Copy out the listing that follows, exactly, without its pictures.

## BEGIN SUPPLIED INFORMATION

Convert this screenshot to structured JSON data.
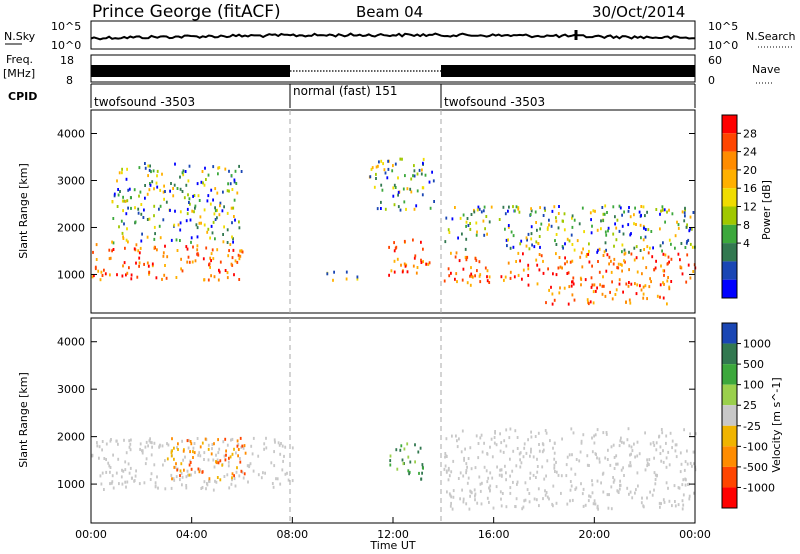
{
  "header": {
    "station": "Prince George (fitACF)",
    "beam": "Beam 04",
    "date": "30/Oct/2014"
  },
  "noise_panel": {
    "left_label": "N.Sky",
    "right_label": "N.Search",
    "ticks": [
      "10^5",
      "10^0"
    ]
  },
  "freq_panel": {
    "left_label_1": "Freq.",
    "left_label_2": "[MHz]",
    "right_label": "Nave",
    "left_ticks": [
      "18",
      "8"
    ],
    "right_ticks": [
      "60",
      "0"
    ]
  },
  "cpid_panel": {
    "label": "CPID",
    "segments": [
      {
        "name": "twofsound -3503",
        "start_hour": 0,
        "end_hour": 8
      },
      {
        "name": "normal (fast) 151",
        "start_hour": 8,
        "end_hour": 14
      },
      {
        "name": "twofsound -3503",
        "start_hour": 14,
        "end_hour": 24
      }
    ]
  },
  "chart_data": [
    {
      "type": "heatmap",
      "title": "",
      "xlabel": "Time UT",
      "ylabel": "Slant Range [km]",
      "xlim": [
        0,
        24
      ],
      "ylim": [
        180,
        4500
      ],
      "y_ticks": [
        "1000",
        "2000",
        "3000",
        "4000"
      ],
      "x_ticks": [
        "00:00",
        "04:00",
        "08:00",
        "12:00",
        "16:00",
        "20:00",
        "00:00"
      ],
      "colorbar": {
        "label": "Power [dB]",
        "ticks": [
          "28",
          "24",
          "20",
          "16",
          "12",
          "8",
          "4"
        ],
        "colors": [
          "#ff0000",
          "#ff4500",
          "#ff8c00",
          "#ffb000",
          "#f0dc00",
          "#a0c800",
          "#3ca83c",
          "#327850",
          "#1a46b4",
          "#0000ff"
        ]
      },
      "regions": [
        {
          "t0": 0.0,
          "t1": 6.0,
          "r0": 900,
          "r1": 1700,
          "level": "high"
        },
        {
          "t0": 0.8,
          "t1": 6.0,
          "r0": 1700,
          "r1": 3400,
          "level": "medium"
        },
        {
          "t0": 9.3,
          "t1": 10.8,
          "r0": 900,
          "r1": 1100,
          "level": "medium"
        },
        {
          "t0": 11.0,
          "t1": 13.6,
          "r0": 2400,
          "r1": 3500,
          "level": "medium"
        },
        {
          "t0": 11.8,
          "t1": 13.5,
          "r0": 1000,
          "r1": 1800,
          "level": "high"
        },
        {
          "t0": 14.0,
          "t1": 24.0,
          "r0": 800,
          "r1": 1500,
          "level": "high"
        },
        {
          "t0": 18.0,
          "t1": 23.2,
          "r0": 400,
          "r1": 800,
          "level": "high"
        },
        {
          "t0": 14.0,
          "t1": 24.0,
          "r0": 1500,
          "r1": 2500,
          "level": "medium"
        }
      ]
    },
    {
      "type": "heatmap",
      "title": "",
      "xlabel": "Time UT",
      "ylabel": "Slant Range [km]",
      "xlim": [
        0,
        24
      ],
      "ylim": [
        180,
        4500
      ],
      "y_ticks": [
        "1000",
        "2000",
        "3000",
        "4000"
      ],
      "x_ticks": [
        "00:00",
        "04:00",
        "08:00",
        "12:00",
        "16:00",
        "20:00",
        "00:00"
      ],
      "colorbar": {
        "label": "Velocity [m s^-1]",
        "ticks": [
          "1000",
          "500",
          "100",
          "25",
          "-25",
          "-100",
          "-500",
          "-1000"
        ],
        "colors": [
          "#1a46b4",
          "#327850",
          "#3ca83c",
          "#9ad04c",
          "#c8c8c8",
          "#f0b400",
          "#ff8c00",
          "#ff4500",
          "#ff0000"
        ]
      },
      "regions": [
        {
          "t0": 0.0,
          "t1": 8.0,
          "r0": 900,
          "r1": 2000,
          "level": "ground-scatter"
        },
        {
          "t0": 3.0,
          "t1": 6.2,
          "r0": 1100,
          "r1": 2000,
          "level": "negative"
        },
        {
          "t0": 11.8,
          "t1": 13.2,
          "r0": 1100,
          "r1": 1900,
          "level": "positive"
        },
        {
          "t0": 14.0,
          "t1": 24.0,
          "r0": 500,
          "r1": 2200,
          "level": "ground-scatter"
        }
      ]
    }
  ],
  "time_axis": {
    "label": "Time UT",
    "ticks": [
      "00:00",
      "04:00",
      "08:00",
      "12:00",
      "16:00",
      "20:00",
      "00:00"
    ]
  }
}
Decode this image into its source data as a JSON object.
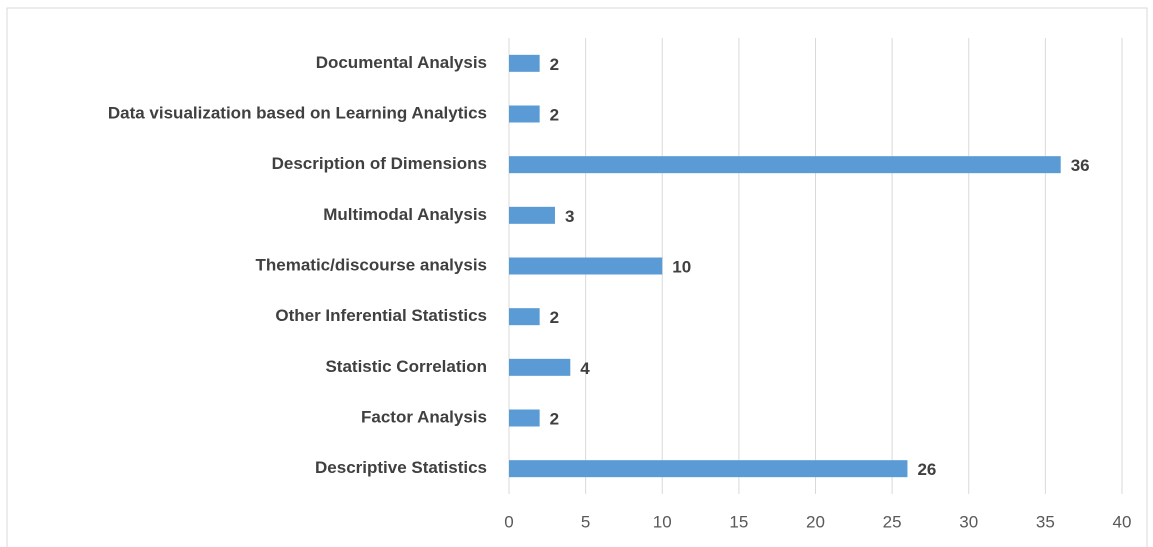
{
  "chart_data": {
    "type": "bar",
    "orientation": "horizontal",
    "categories": [
      "Documental Analysis",
      "Data visualization based on Learning Analytics",
      "Description of Dimensions",
      "Multimodal Analysis",
      "Thematic/discourse analysis",
      "Other Inferential Statistics",
      "Statistic Correlation",
      "Factor Analysis",
      "Descriptive Statistics"
    ],
    "values": [
      2,
      2,
      36,
      3,
      10,
      2,
      4,
      2,
      26
    ],
    "color": "#5b9bd5",
    "xlim": [
      0,
      40
    ],
    "xticks": [
      0,
      5,
      10,
      15,
      20,
      25,
      30,
      35,
      40
    ],
    "grid": true
  }
}
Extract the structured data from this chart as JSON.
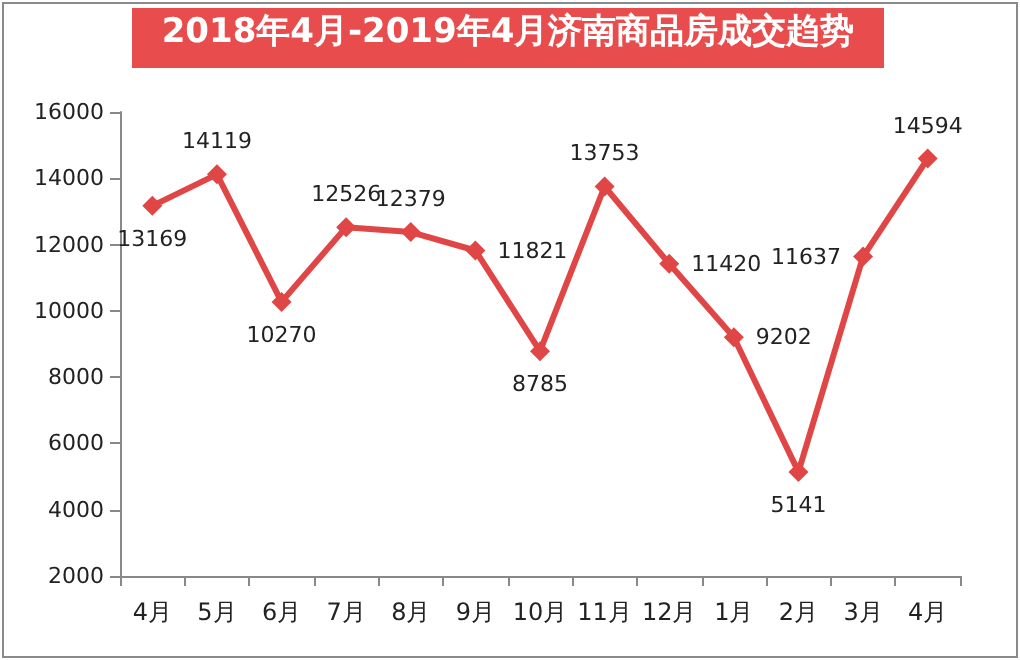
{
  "chart_data": {
    "type": "line",
    "title": "2018年4月-2019年4月济南商品房成交趋势",
    "categories": [
      "4月",
      "5月",
      "6月",
      "7月",
      "8月",
      "9月",
      "10月",
      "11月",
      "12月",
      "1月",
      "2月",
      "3月",
      "4月"
    ],
    "series": [
      {
        "color": "#e04646",
        "values": [
          13169,
          14119,
          10270,
          12526,
          12379,
          11821,
          8785,
          13753,
          11420,
          9202,
          5141,
          11637,
          14594
        ]
      }
    ],
    "ylim": [
      2000,
      16000
    ],
    "yticks": [
      2000,
      4000,
      6000,
      8000,
      10000,
      12000,
      14000,
      16000
    ],
    "marker": "diamond",
    "line_style": "solid",
    "data_labels": true
  }
}
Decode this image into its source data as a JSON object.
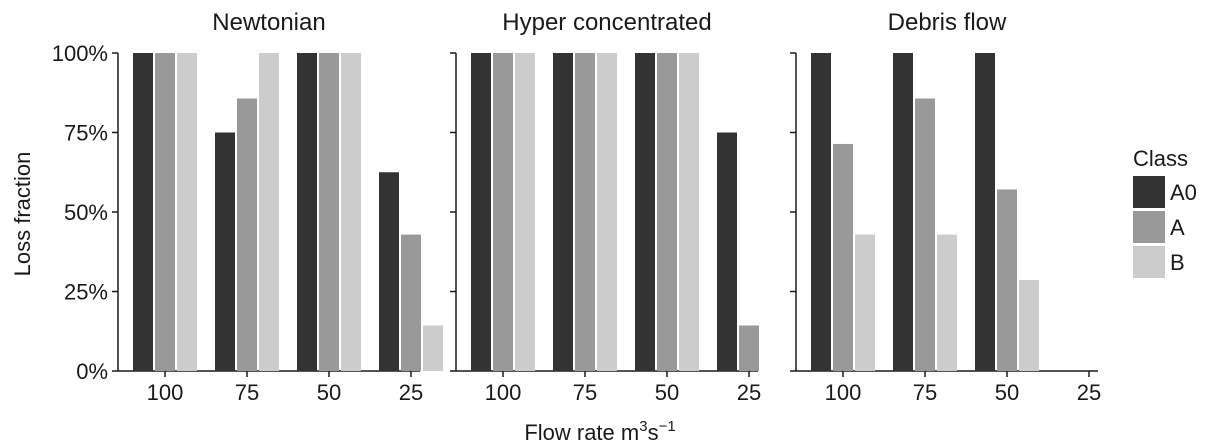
{
  "chart_data": {
    "type": "bar",
    "ylabel": "Loss fraction",
    "xlabel": {
      "text": "Flow rate m",
      "sup1": "3",
      "mid": "s",
      "sup2": "−1"
    },
    "ylim": [
      0,
      1
    ],
    "yticks": [
      "0%",
      "25%",
      "50%",
      "75%",
      "100%"
    ],
    "ytick_values": [
      0,
      0.25,
      0.5,
      0.75,
      1.0
    ],
    "categories": [
      "100",
      "75",
      "50",
      "25"
    ],
    "legend": {
      "title": "Class",
      "placement": "right"
    },
    "series_colors": {
      "A0": "#333333",
      "A": "#999999",
      "B": "#cccccc"
    },
    "panels": [
      {
        "title": "Newtonian",
        "series": [
          {
            "name": "A0",
            "values": [
              1.0,
              0.75,
              1.0,
              0.625
            ]
          },
          {
            "name": "A",
            "values": [
              1.0,
              0.857,
              1.0,
              0.429
            ]
          },
          {
            "name": "B",
            "values": [
              1.0,
              1.0,
              1.0,
              0.143
            ]
          }
        ]
      },
      {
        "title": "Hyper concentrated",
        "series": [
          {
            "name": "A0",
            "values": [
              1.0,
              1.0,
              1.0,
              0.75
            ]
          },
          {
            "name": "A",
            "values": [
              1.0,
              1.0,
              1.0,
              0.143
            ]
          },
          {
            "name": "B",
            "values": [
              1.0,
              1.0,
              1.0,
              0.0
            ]
          }
        ]
      },
      {
        "title": "Debris flow",
        "series": [
          {
            "name": "A0",
            "values": [
              1.0,
              1.0,
              1.0,
              0.0
            ]
          },
          {
            "name": "A",
            "values": [
              0.714,
              0.857,
              0.571,
              0.0
            ]
          },
          {
            "name": "B",
            "values": [
              0.429,
              0.429,
              0.286,
              0.0
            ]
          }
        ]
      }
    ]
  }
}
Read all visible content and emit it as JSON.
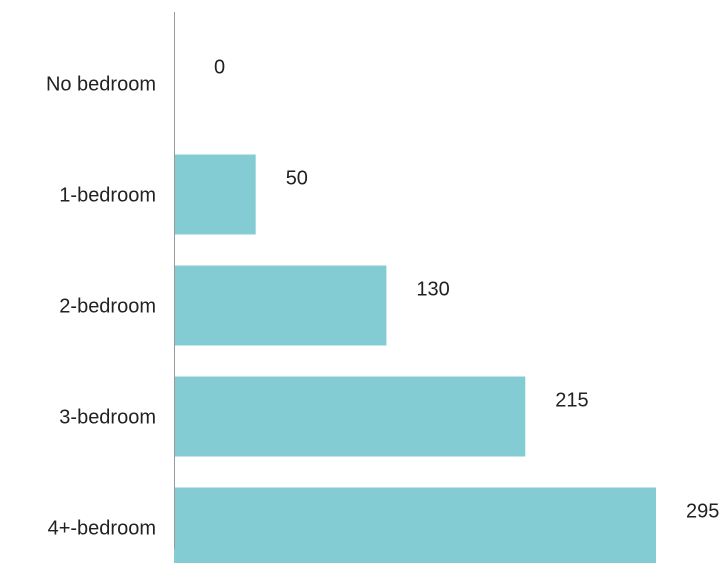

## END SUPPLIED INFORMATION

**OUTPUT FOR THIS EXERCISE**
Convert this screenshot to structured JSON data.
{
  "header": {
    "station": "Prince George (fitACF)",
    "beam": "Beam 04",
    "date": "30/Oct/2014"
  },
  "noise_panel": {
    "left_label": "N.Sky",
    "right_label": "N.Search",
    "ticks": [
      "10^5",
      "10^0"
    ]
  },
  "freq_panel": {
    "left_label_1": "Freq.",
    "left_label_2": "[MHz]",
    "right_label": "Nave",
    "left_ticks": [
      "18",
      "8"
    ],
    "right_ticks": [
      "60",
      "0"
    ]
  },
  "cpid_panel": {
    "label": "CPID",
    "segments": [
      {
        "name": "twofsound -3503",
        "start_hour": 0,
        "end_hour": 8
      },
      {
        "name": "normal (fast) 151",
        "start_hour": 8,
        "end_hour": 14
      },
      {
        "name": "twofsound -3503",
        "start_hour": 14,
        "end_hour": 24
      }
    ]
  },
  "chart_data": [
    {
      "type": "heatmap",
      "title": "",
      "xlabel": "Time UT",
      "ylabel": "Slant Range [km]",
      "xlim": [
        0,
        24
      ],
      "ylim": [
        180,
        4500
      ],
      "y_ticks": [
        "1000",
        "2000",
        "3000",
        "4000"
      ],
      "x_ticks": [
        "00:00",
        "04:00",
        "08:00",
        "12:00",
        "16:00",
        "20:00",
        "00:00"
      ],
      "colorbar": {
        "label": "Power [dB]",
        "ticks": [
          "28",
          "24",
          "20",
          "16",
          "12",
          "8",
          "4"
        ],
        "colors": [
          "#ff0000",
          "#ff4500",
          "#ff8c00",
          "#ffb000",
          "#f0dc00",
          "#a0c800",
          "#3ca83c",
          "#327850",
          "#1a46b4",
          "#0000ff"
        ]
      },
      "regions": [
        {
          "t0": 0.0,
          "t1": 6.0,
          "r0": 900,
          "r1": 1700,
          "level": "high"
        },
        {
          "t0": 0.8,
          "t1": 6.0,
          "r0": 1700,
          "r1": 3400,
          "level": "medium"
        },
        {
          "t0": 9.3,
          "t1": 10.8,
          "r0": 900,
          "r1": 1100,
          "level": "medium"
        },
        {
          "t0": 11.0,
          "t1": 13.6,
          "r0": 2400,
          "r1": 3500,
          "level": "medium"
        },
        {
          "t0": 11.8,
          "t1": 13.5,
          "r0": 1000,
          "r1": 1800,
          "level": "high"
        },
        {
          "t0": 14.0,
          "t1": 24.0,
          "r0": 800,
          "r1": 1500,
          "level": "high"
        },
        {
          "t0": 18.0,
          "t1": 23.2,
          "r0": 400,
          "r1": 800,
          "level": "high"
        },
        {
          "t0": 14.0,
          "t1": 24.0,
          "r0": 1500,
          "r1": 2500,
          "level": "medium"
        }
      ]
    },
    {
      "type": "heatmap",
      "title": "",
      "xlabel": "Time UT",
      "ylabel": "Slant Range [km]",
      "xlim": [
        0,
        24
      ],
      "ylim": [
        180,
        4500
      ],
      "y_ticks": [
        "1000",
        "2000",
        "3000",
        "4000"
      ],
      "x_ticks": [
        "00:00",
        "04:00",
        "08:00",
        "12:00",
        "16:00",
        "20:00",
        "00:00"
      ],
      "colorbar": {
        "label": "Velocity [m s^-1]",
        "ticks": [
          "1000",
          "500",
          "100",
          "25",
          "-25",
          "-100",
          "-500",
          "-1000"
        ],
        "colors": [
          "#1a46b4",
          "#327850",
          "#3ca83c",
          "#9ad04c",
          "#c8c8c8",
          "#f0b400",
          "#ff8c00",
          "#ff4500",
          "#ff0000"
        ]
      },
      "regions": [
        {
          "t0": 0.0,
          "t1": 8.0,
          "r0": 900,
          "r1": 2000,
          "level": "ground-scatter"
        },
        {
          "t0": 3.0,
          "t1": 6.2,
          "r0": 1100,
          "r1": 2000,
          "level": "negative"
        },
        {
          "t0": 11.8,
          "t1": 13.2,
          "r0": 1100,
          "r1": 1900,
          "level": "positive"
        },
        {
          "t0": 14.0,
          "t1": 24.0,
          "r0": 500,
          "r1": 2200,
          "level": "ground-scatter"
        }
      ]
    }
  ],
  "time_axis": {
    "label": "Time UT",
    "ticks": [
      "00:00",
      "04:00",
      "08:00",
      "12:00",
      "16:00",
      "20:00",
      "00:00"
    ]
  }
}
Decode this image into its source data as a JSON object.
{
  "chart_data": {
    "type": "bar",
    "orientation": "horizontal",
    "categories": [
      "Documental Analysis",
      "Data visualization based on Learning Analytics",
      "Description of Dimensions",
      "Multimodal Analysis",
      "Thematic/discourse analysis",
      "Other Inferential Statistics",
      "Statistic Correlation",
      "Factor Analysis",
      "Descriptive Statistics"
    ],
    "values": [
      2,
      2,
      36,
      3,
      10,
      2,
      4,
      2,
      26
    ],
    "color": "#5b9bd5",
    "xlim": [
      0,
      40
    ],
    "xticks": [
      0,
      5,
      10,
      15,
      20,
      25,
      30,
      35,
      40
    ],
    "grid": true
  }
}
Extract the structured data from this chart as JSON.
{
  "chart_data": {
    "type": "line",
    "title": "2018年4月-2019年4月济南商品房成交趋势",
    "categories": [
      "4月",
      "5月",
      "6月",
      "7月",
      "8月",
      "9月",
      "10月",
      "11月",
      "12月",
      "1月",
      "2月",
      "3月",
      "4月"
    ],
    "series": [
      {
        "color": "#e04646",
        "values": [
          13169,
          14119,
          10270,
          12526,
          12379,
          11821,
          8785,
          13753,
          11420,
          9202,
          5141,
          11637,
          14594
        ]
      }
    ],
    "ylim": [
      2000,
      16000
    ],
    "yticks": [
      2000,
      4000,
      6000,
      8000,
      10000,
      12000,
      14000,
      16000
    ],
    "marker": "diamond",
    "line_style": "solid",
    "data_labels": true
  }
}
Decode this image into its source data as a JSON object.
{
  "chart_data": {
    "type": "bar",
    "ylabel": "Loss fraction",
    "xlabel": {
      "text": "Flow rate m",
      "sup1": "3",
      "mid": "s",
      "sup2": "−1"
    },
    "ylim": [
      0,
      1
    ],
    "yticks": [
      "0%",
      "25%",
      "50%",
      "75%",
      "100%"
    ],
    "ytick_values": [
      0,
      0.25,
      0.5,
      0.75,
      1.0
    ],
    "categories": [
      "100",
      "75",
      "50",
      "25"
    ],
    "legend": {
      "title": "Class",
      "placement": "right"
    },
    "series_colors": {
      "A0": "#333333",
      "A": "#999999",
      "B": "#cccccc"
    },
    "panels": [
      {
        "title": "Newtonian",
        "series": [
          {
            "name": "A0",
            "values": [
              1.0,
              0.75,
              1.0,
              0.625
            ]
          },
          {
            "name": "A",
            "values": [
              1.0,
              0.857,
              1.0,
              0.429
            ]
          },
          {
            "name": "B",
            "values": [
              1.0,
              1.0,
              1.0,
              0.143
            ]
          }
        ]
      },
      {
        "title": "Hyper concentrated",
        "series": [
          {
            "name": "A0",
            "values": [
              1.0,
              1.0,
              1.0,
              0.75
            ]
          },
          {
            "name": "A",
            "values": [
              1.0,
              1.0,
              1.0,
              0.143
            ]
          },
          {
            "name": "B",
            "values": [
              1.0,
              1.0,
              1.0,
              0.0
            ]
          }
        ]
      },
      {
        "title": "Debris flow",
        "series": [
          {
            "name": "A0",
            "values": [
              1.0,
              1.0,
              1.0,
              0.0
            ]
          },
          {
            "name": "A",
            "values": [
              0.714,
              0.857,
              0.571,
              0.0
            ]
          },
          {
            "name": "B",
            "values": [
              0.429,
              0.429,
              0.286,
              0.0
            ]
          }
        ]
      }
    ]
  }
}
Read all visible content and emit it as JSON.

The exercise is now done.